• [Task requirements]
Where a line contains the word "phiếu", copy that line.
##############################
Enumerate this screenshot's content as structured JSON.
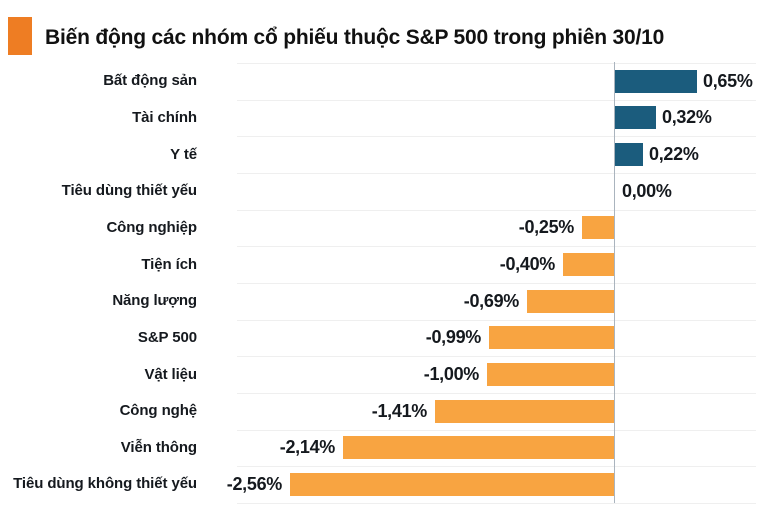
{
  "header": {
    "title": "Biến động các nhóm cổ phiếu thuộc S&P 500 trong phiên 30/10"
  },
  "colors": {
    "accent": "#EE7D23",
    "positive_bar": "#1B5C7D",
    "negative_bar": "#F8A441",
    "zero_line": "#AAB4BE",
    "grid_line": "#EFEFEF",
    "text": "#15191E",
    "title_text": "#111111",
    "background": "#FFFFFF"
  },
  "chart_data": {
    "type": "bar",
    "orientation": "horizontal",
    "title": "Biến động các nhóm cổ phiếu thuộc S&P 500 trong phiên 30/10",
    "unit": "%",
    "decimal_separator": ",",
    "xlim": [
      -2.98,
      1.12
    ],
    "grid": "row-separator-lines",
    "legend": "none",
    "zero_axis": true,
    "categories": [
      "Bất động sản",
      "Tài chính",
      "Y tế",
      "Tiêu dùng thiết yếu",
      "Công nghiệp",
      "Tiện ích",
      "Năng lượng",
      "S&P 500",
      "Vật liệu",
      "Công nghệ",
      "Viễn thông",
      "Tiêu dùng không thiết yếu"
    ],
    "values": [
      0.65,
      0.32,
      0.22,
      0.0,
      -0.25,
      -0.4,
      -0.69,
      -0.99,
      -1.0,
      -1.41,
      -2.14,
      -2.56
    ],
    "value_labels": [
      "0,65%",
      "0,32%",
      "0,22%",
      "0,00%",
      "-0,25%",
      "-0,40%",
      "-0,69%",
      "-0,99%",
      "-1,00%",
      "-1,41%",
      "-2,14%",
      "-2,56%"
    ]
  }
}
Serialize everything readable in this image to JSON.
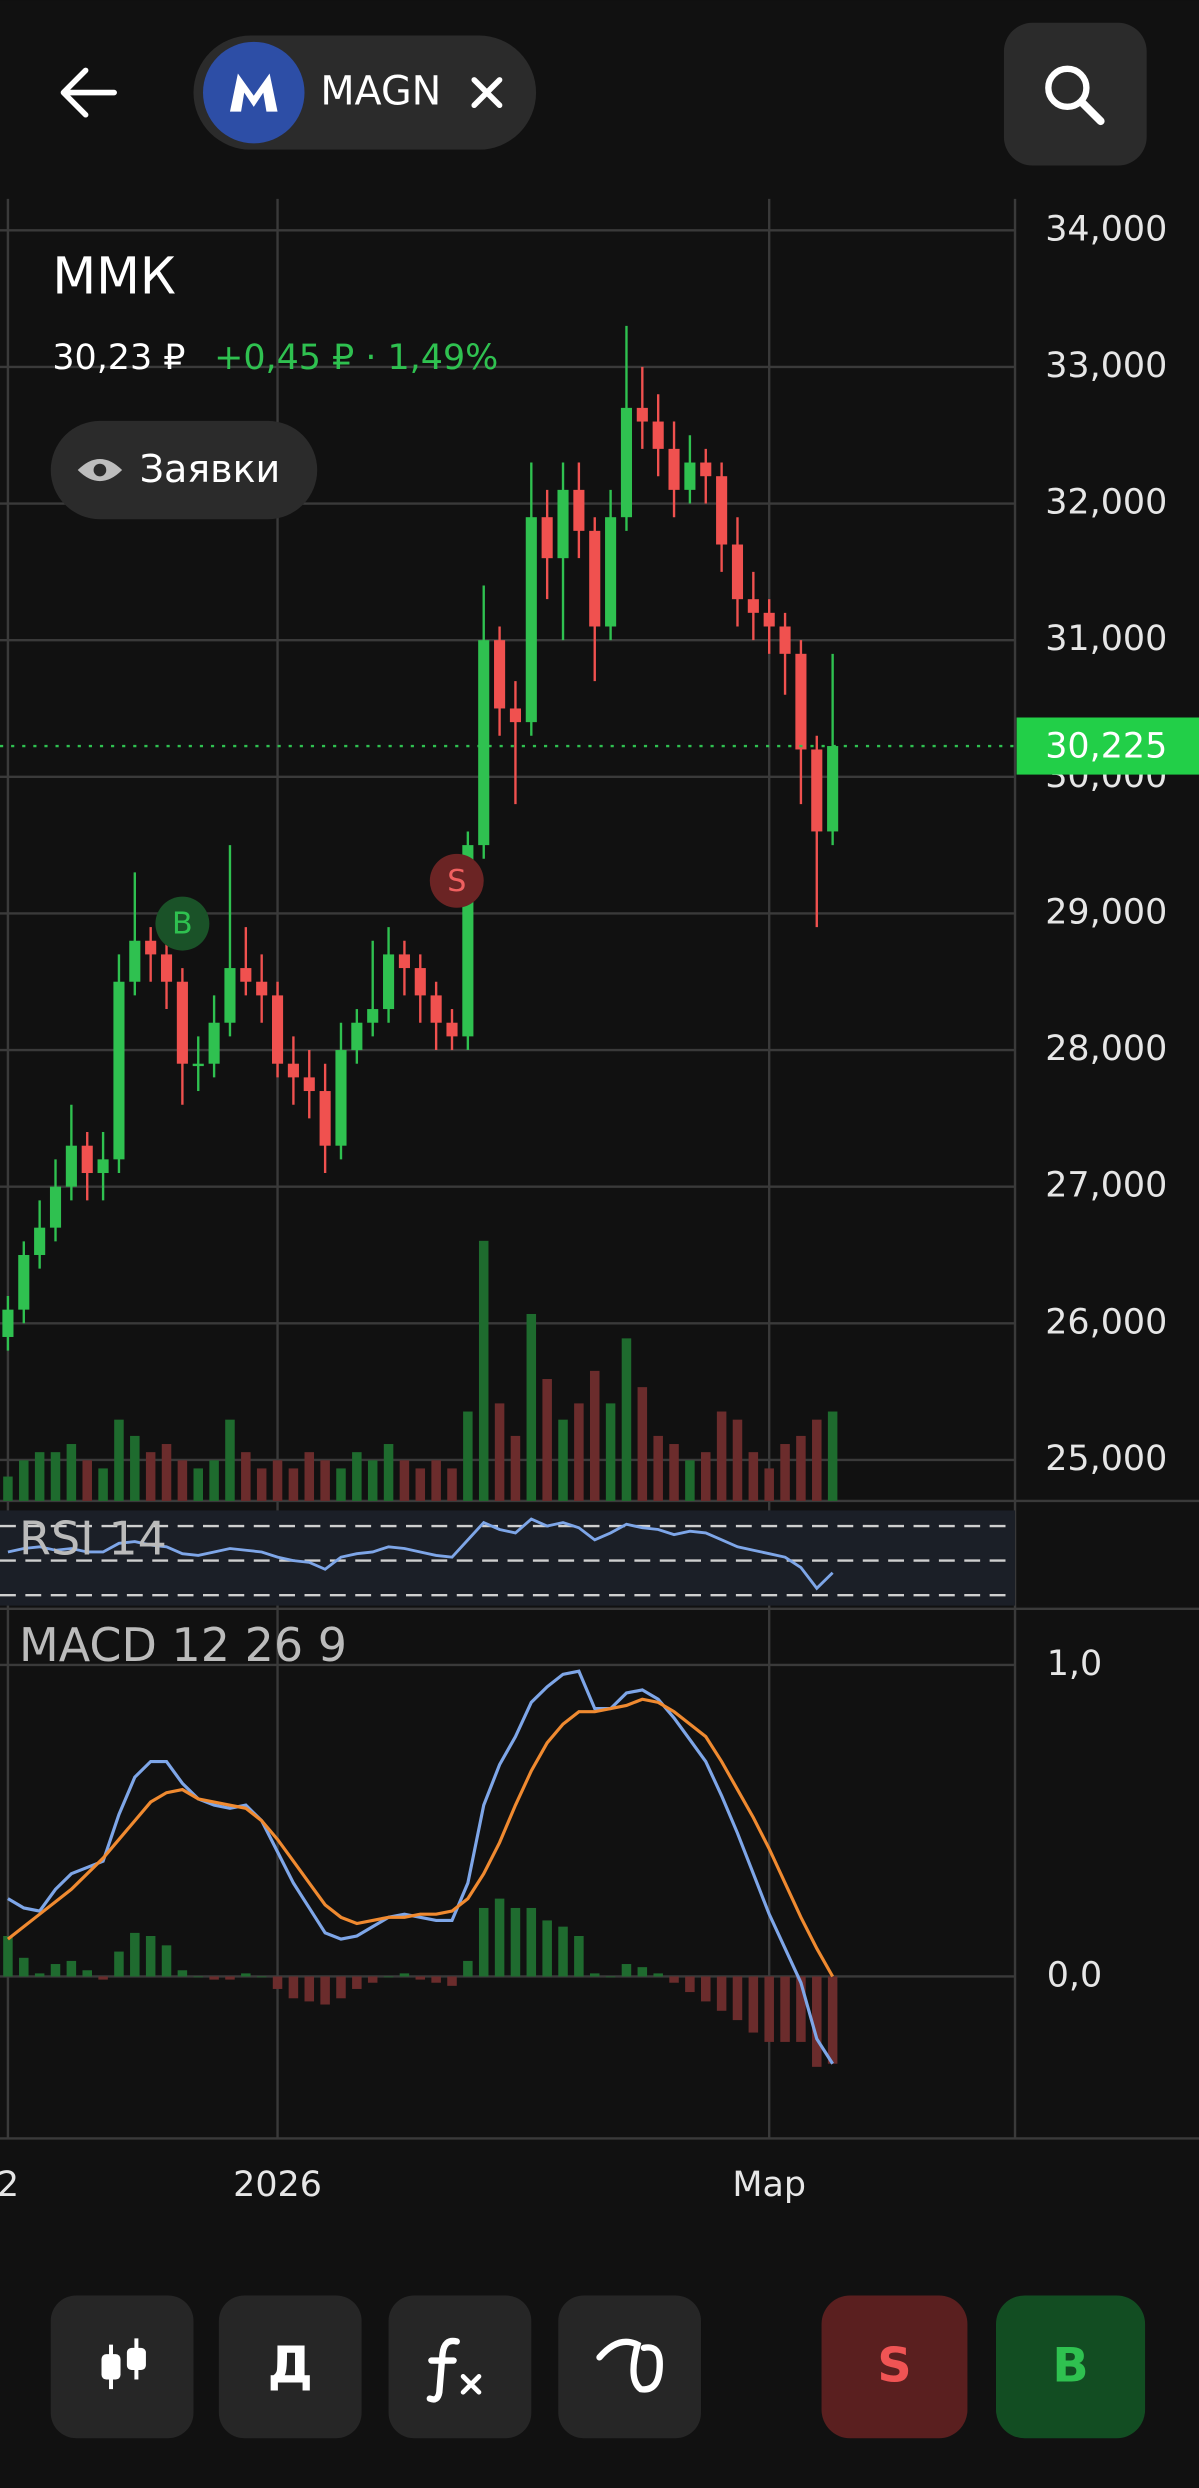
{
  "header": {
    "ticker": "MAGN"
  },
  "quote": {
    "price": "30,23 ₽",
    "change": "+0,45 ₽ · 1,49%"
  },
  "orders_button": "Заявки",
  "toolbar": {
    "period": "Д",
    "sell": "S",
    "buy": "B"
  },
  "chart_data": {
    "type": "candlestick",
    "title": "ММК",
    "categories": [
      "2",
      null,
      null,
      null,
      null,
      null,
      null,
      null,
      null,
      null,
      null,
      null,
      null,
      null,
      null,
      null,
      null,
      "2026",
      null,
      null,
      null,
      null,
      null,
      null,
      null,
      null,
      null,
      null,
      null,
      null,
      null,
      null,
      null,
      null,
      null,
      null,
      null,
      null,
      null,
      null,
      null,
      null,
      null,
      null,
      null,
      null,
      null,
      null,
      "Мар",
      null,
      null,
      null,
      null
    ],
    "ohlc": [
      [
        25900,
        26200,
        25800,
        26100
      ],
      [
        26100,
        26600,
        26000,
        26500
      ],
      [
        26500,
        26900,
        26400,
        26700
      ],
      [
        26700,
        27200,
        26600,
        27000
      ],
      [
        27000,
        27600,
        26900,
        27300
      ],
      [
        27300,
        27400,
        26900,
        27100
      ],
      [
        27100,
        27400,
        26900,
        27200
      ],
      [
        27200,
        28700,
        27100,
        28500
      ],
      [
        28500,
        29300,
        28400,
        28800
      ],
      [
        28800,
        28900,
        28500,
        28700
      ],
      [
        28700,
        28800,
        28300,
        28500
      ],
      [
        28500,
        28600,
        27600,
        27900
      ],
      [
        27900,
        28100,
        27700,
        27900
      ],
      [
        27900,
        28400,
        27800,
        28200
      ],
      [
        28200,
        29500,
        28100,
        28600
      ],
      [
        28600,
        28900,
        28400,
        28500
      ],
      [
        28500,
        28700,
        28200,
        28400
      ],
      [
        28400,
        28500,
        27800,
        27900
      ],
      [
        27900,
        28100,
        27600,
        27800
      ],
      [
        27800,
        28000,
        27500,
        27700
      ],
      [
        27700,
        27900,
        27100,
        27300
      ],
      [
        27300,
        28200,
        27200,
        28000
      ],
      [
        28000,
        28300,
        27900,
        28200
      ],
      [
        28200,
        28800,
        28100,
        28300
      ],
      [
        28300,
        28900,
        28200,
        28700
      ],
      [
        28700,
        28800,
        28400,
        28600
      ],
      [
        28600,
        28700,
        28200,
        28400
      ],
      [
        28400,
        28500,
        28000,
        28200
      ],
      [
        28200,
        28300,
        28000,
        28100
      ],
      [
        28100,
        29600,
        28000,
        29500
      ],
      [
        29500,
        31400,
        29400,
        31000
      ],
      [
        31000,
        31100,
        30300,
        30500
      ],
      [
        30500,
        30700,
        29800,
        30400
      ],
      [
        30400,
        32300,
        30300,
        31900
      ],
      [
        31900,
        32100,
        31300,
        31600
      ],
      [
        31600,
        32300,
        31000,
        32100
      ],
      [
        32100,
        32300,
        31600,
        31800
      ],
      [
        31800,
        31900,
        30700,
        31100
      ],
      [
        31100,
        32100,
        31000,
        31900
      ],
      [
        31900,
        33300,
        31800,
        32700
      ],
      [
        32700,
        33000,
        32400,
        32600
      ],
      [
        32600,
        32800,
        32200,
        32400
      ],
      [
        32400,
        32600,
        31900,
        32100
      ],
      [
        32100,
        32500,
        32000,
        32300
      ],
      [
        32300,
        32400,
        32000,
        32200
      ],
      [
        32200,
        32300,
        31500,
        31700
      ],
      [
        31700,
        31900,
        31100,
        31300
      ],
      [
        31300,
        31500,
        31000,
        31200
      ],
      [
        31200,
        31300,
        30900,
        31100
      ],
      [
        31100,
        31200,
        30600,
        30900
      ],
      [
        30900,
        31000,
        29800,
        30200
      ],
      [
        30200,
        30300,
        28900,
        29600
      ],
      [
        29600,
        30900,
        29500,
        30225
      ]
    ],
    "volume": [
      15,
      25,
      30,
      30,
      35,
      25,
      20,
      50,
      40,
      30,
      35,
      25,
      20,
      25,
      50,
      30,
      20,
      25,
      20,
      30,
      25,
      20,
      30,
      25,
      35,
      25,
      20,
      25,
      20,
      55,
      160,
      60,
      40,
      115,
      75,
      50,
      60,
      80,
      60,
      100,
      70,
      40,
      35,
      25,
      30,
      55,
      50,
      30,
      20,
      35,
      40,
      50,
      55
    ],
    "ylim": [
      24700,
      34230
    ],
    "yticks": [
      {
        "value": 34000,
        "label": "34,000"
      },
      {
        "value": 33000,
        "label": "33,000"
      },
      {
        "value": 32000,
        "label": "32,000"
      },
      {
        "value": 31000,
        "label": "31,000"
      },
      {
        "value": 30000,
        "label": "30,000"
      },
      {
        "value": 29000,
        "label": "29,000"
      },
      {
        "value": 28000,
        "label": "28,000"
      },
      {
        "value": 27000,
        "label": "27,000"
      },
      {
        "value": 26000,
        "label": "26,000"
      },
      {
        "value": 25000,
        "label": "25,000"
      }
    ],
    "current_price": {
      "value": 30225,
      "label": "30,225"
    },
    "up_color": "#2fc150",
    "down_color": "#f0514f",
    "signals": [
      "B",
      "S"
    ],
    "rsi": {
      "name": "RSI 14",
      "color": "#7ea6e8",
      "ylim": [
        24,
        79
      ],
      "levels": [
        30,
        50,
        70
      ],
      "values": [
        55,
        57,
        58,
        56,
        57,
        55,
        55,
        60,
        61,
        59,
        58,
        54,
        53,
        55,
        57,
        56,
        55,
        52,
        50,
        49,
        45,
        52,
        54,
        55,
        58,
        57,
        55,
        53,
        52,
        62,
        72,
        68,
        66,
        74,
        70,
        72,
        69,
        62,
        66,
        71,
        69,
        68,
        65,
        67,
        66,
        62,
        58,
        56,
        54,
        52,
        46,
        34,
        43
      ]
    },
    "macd": {
      "name": "MACD 12 26 9",
      "ylim": [
        -0.52,
        1.16
      ],
      "yticks": [
        {
          "value": 1,
          "label": "1,0"
        },
        {
          "value": 0,
          "label": "0,0"
        }
      ],
      "series": [
        {
          "color": "#7ea6e8",
          "values": [
            0.25,
            0.22,
            0.21,
            0.28,
            0.33,
            0.35,
            0.37,
            0.52,
            0.64,
            0.69,
            0.69,
            0.62,
            0.57,
            0.55,
            0.54,
            0.55,
            0.5,
            0.4,
            0.3,
            0.22,
            0.14,
            0.12,
            0.13,
            0.16,
            0.19,
            0.2,
            0.19,
            0.18,
            0.18,
            0.3,
            0.55,
            0.68,
            0.77,
            0.88,
            0.93,
            0.97,
            0.98,
            0.86,
            0.86,
            0.91,
            0.92,
            0.89,
            0.83,
            0.76,
            0.69,
            0.58,
            0.46,
            0.33,
            0.2,
            0.09,
            -0.02,
            -0.2,
            -0.28
          ]
        },
        {
          "color": "#f08a30",
          "values": [
            0.12,
            0.16,
            0.2,
            0.24,
            0.28,
            0.33,
            0.38,
            0.44,
            0.5,
            0.56,
            0.59,
            0.6,
            0.57,
            0.56,
            0.55,
            0.54,
            0.5,
            0.44,
            0.37,
            0.3,
            0.23,
            0.19,
            0.17,
            0.18,
            0.19,
            0.19,
            0.2,
            0.2,
            0.21,
            0.25,
            0.33,
            0.43,
            0.55,
            0.66,
            0.75,
            0.81,
            0.85,
            0.85,
            0.86,
            0.87,
            0.89,
            0.88,
            0.85,
            0.81,
            0.77,
            0.69,
            0.6,
            0.51,
            0.41,
            0.3,
            0.19,
            0.09,
            0
          ]
        }
      ],
      "histogram": [
        0.13,
        0.06,
        0.01,
        0.04,
        0.05,
        0.02,
        -0.01,
        0.08,
        0.14,
        0.13,
        0.1,
        0.02,
        0,
        -0.01,
        -0.01,
        0.01,
        0,
        -0.04,
        -0.07,
        -0.08,
        -0.09,
        -0.07,
        -0.04,
        -0.02,
        0,
        0.01,
        -0.01,
        -0.02,
        -0.03,
        0.05,
        0.22,
        0.25,
        0.22,
        0.22,
        0.18,
        0.16,
        0.13,
        0.01,
        0,
        0.04,
        0.03,
        0.01,
        -0.02,
        -0.05,
        -0.08,
        -0.11,
        -0.14,
        -0.18,
        -0.21,
        -0.21,
        -0.21,
        -0.29,
        -0.28
      ]
    }
  }
}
##############################
• [Written answer]
    "title": "Biến động các nhóm cổ phiếu thuộc S&P 500 trong phiên 30/10"
    "title": "Biến động các nhóm cổ phiếu thuộc S&P 500 trong phiên 30/10",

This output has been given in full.